--- start of Data rows ---
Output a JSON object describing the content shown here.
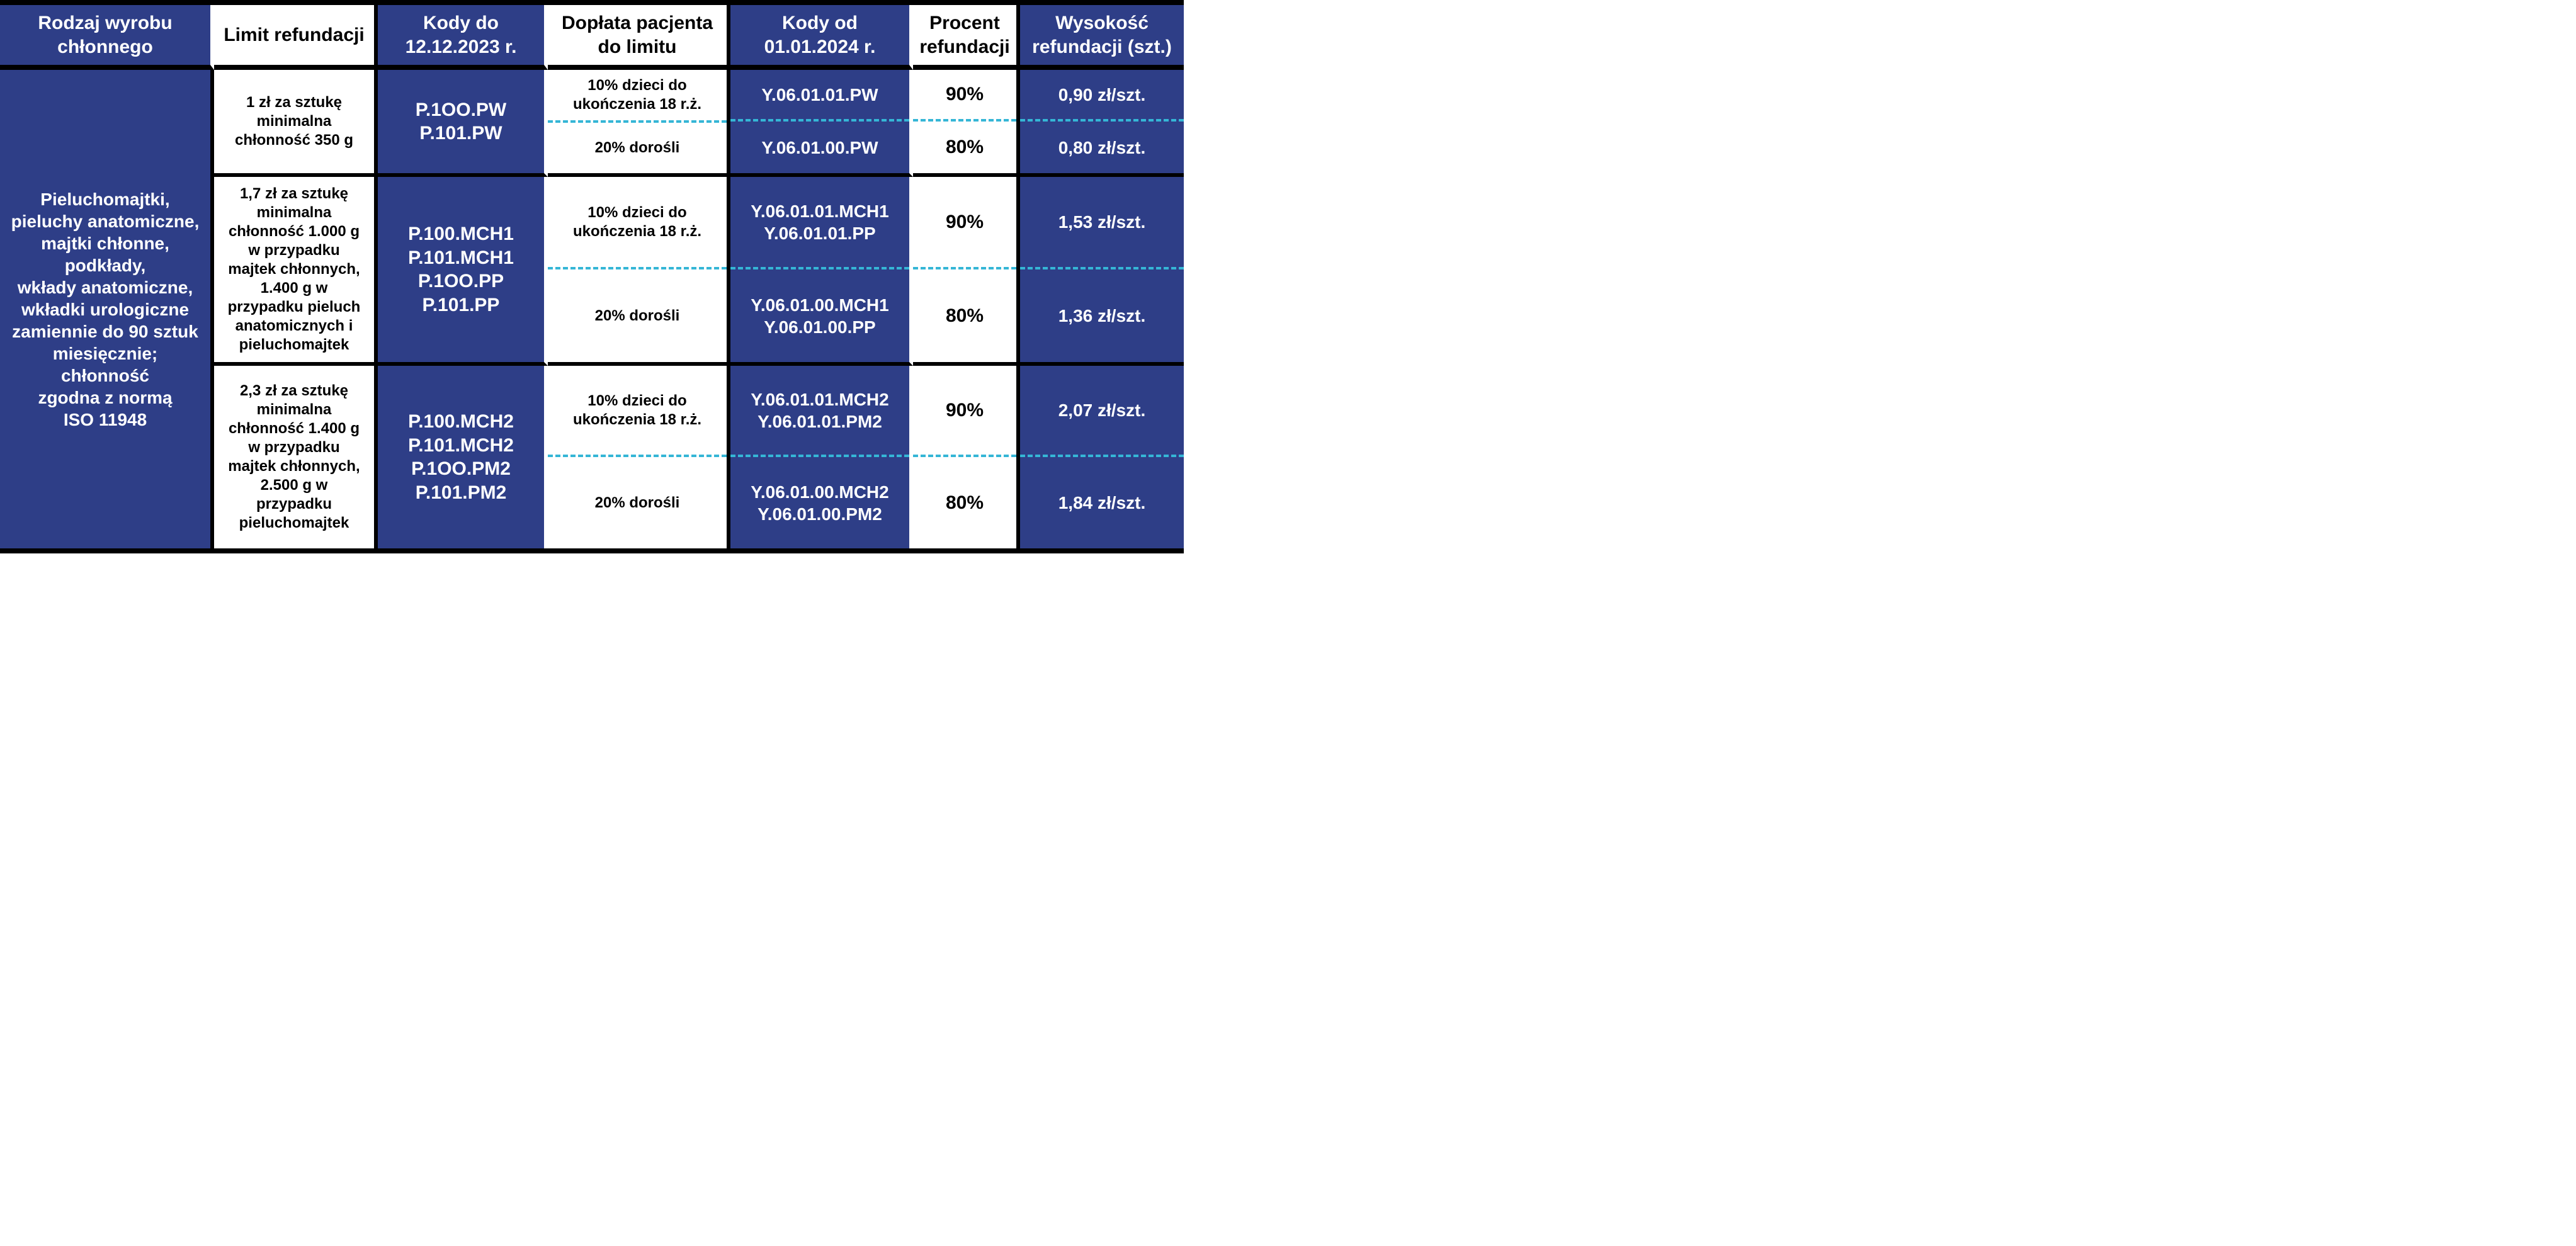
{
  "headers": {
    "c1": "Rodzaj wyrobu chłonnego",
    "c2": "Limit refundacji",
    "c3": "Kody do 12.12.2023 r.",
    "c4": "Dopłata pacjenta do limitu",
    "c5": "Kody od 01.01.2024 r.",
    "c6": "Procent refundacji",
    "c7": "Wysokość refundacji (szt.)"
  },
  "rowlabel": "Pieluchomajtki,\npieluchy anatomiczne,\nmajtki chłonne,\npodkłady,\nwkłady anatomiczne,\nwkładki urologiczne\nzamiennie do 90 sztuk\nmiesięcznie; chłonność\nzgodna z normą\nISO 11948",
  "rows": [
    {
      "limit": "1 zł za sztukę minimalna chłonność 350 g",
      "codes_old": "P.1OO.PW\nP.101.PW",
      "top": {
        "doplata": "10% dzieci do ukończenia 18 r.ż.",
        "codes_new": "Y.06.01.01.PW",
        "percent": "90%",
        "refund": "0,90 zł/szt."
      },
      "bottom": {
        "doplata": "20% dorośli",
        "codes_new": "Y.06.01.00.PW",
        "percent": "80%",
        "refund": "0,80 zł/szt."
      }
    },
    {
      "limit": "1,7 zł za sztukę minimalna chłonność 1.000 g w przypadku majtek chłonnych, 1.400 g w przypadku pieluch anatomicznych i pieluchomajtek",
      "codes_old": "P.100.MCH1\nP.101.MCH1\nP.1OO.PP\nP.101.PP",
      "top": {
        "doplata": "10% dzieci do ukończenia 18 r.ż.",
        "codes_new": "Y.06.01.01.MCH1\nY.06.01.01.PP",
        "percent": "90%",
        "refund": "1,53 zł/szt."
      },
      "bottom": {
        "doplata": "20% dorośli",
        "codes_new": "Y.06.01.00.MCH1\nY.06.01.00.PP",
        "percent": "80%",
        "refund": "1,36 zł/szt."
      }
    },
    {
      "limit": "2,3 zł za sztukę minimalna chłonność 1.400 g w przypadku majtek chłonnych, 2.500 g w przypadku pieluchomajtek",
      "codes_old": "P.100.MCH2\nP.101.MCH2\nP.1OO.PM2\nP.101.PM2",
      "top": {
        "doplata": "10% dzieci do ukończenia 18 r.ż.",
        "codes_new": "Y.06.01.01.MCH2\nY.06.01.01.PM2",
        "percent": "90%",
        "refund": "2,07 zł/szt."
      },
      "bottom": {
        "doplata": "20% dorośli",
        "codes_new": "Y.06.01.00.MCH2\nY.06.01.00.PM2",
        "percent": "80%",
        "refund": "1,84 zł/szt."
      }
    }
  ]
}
--- end of Data rows ---
__Your instructions__:
Reproduce all of the material above word for word. Omit the pictures.

__Output below__:
Output a JSON object describing the content shown here.
{
  "headers": {
    "c1": "Rodzaj wyrobu chłonnego",
    "c2": "Limit refundacji",
    "c3": "Kody do 12.12.2023 r.",
    "c4": "Dopłata pacjenta do limitu",
    "c5": "Kody od 01.01.2024 r.",
    "c6": "Procent refundacji",
    "c7": "Wysokość refundacji (szt.)"
  },
  "rowlabel": "Pieluchomajtki,\npieluchy anatomiczne,\nmajtki chłonne,\npodkłady,\nwkłady anatomiczne,\nwkładki urologiczne\nzamiennie do 90 sztuk\nmiesięcznie; chłonność\nzgodna z normą\nISO 11948",
  "rows": [
    {
      "limit": "1 zł za sztukę minimalna chłonność 350 g",
      "codes_old": "P.1OO.PW\nP.101.PW",
      "top": {
        "doplata": "10% dzieci do ukończenia 18 r.ż.",
        "codes_new": "Y.06.01.01.PW",
        "percent": "90%",
        "refund": "0,90 zł/szt."
      },
      "bottom": {
        "doplata": "20% dorośli",
        "codes_new": "Y.06.01.00.PW",
        "percent": "80%",
        "refund": "0,80 zł/szt."
      }
    },
    {
      "limit": "1,7 zł za sztukę minimalna chłonność 1.000 g w przypadku majtek chłonnych, 1.400 g w przypadku pieluch anatomicznych i pieluchomajtek",
      "codes_old": "P.100.MCH1\nP.101.MCH1\nP.1OO.PP\nP.101.PP",
      "top": {
        "doplata": "10% dzieci do ukończenia 18 r.ż.",
        "codes_new": "Y.06.01.01.MCH1\nY.06.01.01.PP",
        "percent": "90%",
        "refund": "1,53 zł/szt."
      },
      "bottom": {
        "doplata": "20% dorośli",
        "codes_new": "Y.06.01.00.MCH1\nY.06.01.00.PP",
        "percent": "80%",
        "refund": "1,36 zł/szt."
      }
    },
    {
      "limit": "2,3 zł za sztukę minimalna chłonność 1.400 g w przypadku majtek chłonnych, 2.500 g w przypadku pieluchomajtek",
      "codes_old": "P.100.MCH2\nP.101.MCH2\nP.1OO.PM2\nP.101.PM2",
      "top": {
        "doplata": "10% dzieci do ukończenia 18 r.ż.",
        "codes_new": "Y.06.01.01.MCH2\nY.06.01.01.PM2",
        "percent": "90%",
        "refund": "2,07 zł/szt."
      },
      "bottom": {
        "doplata": "20% dorośli",
        "codes_new": "Y.06.01.00.MCH2\nY.06.01.00.PM2",
        "percent": "80%",
        "refund": "1,84 zł/szt."
      }
    }
  ]
}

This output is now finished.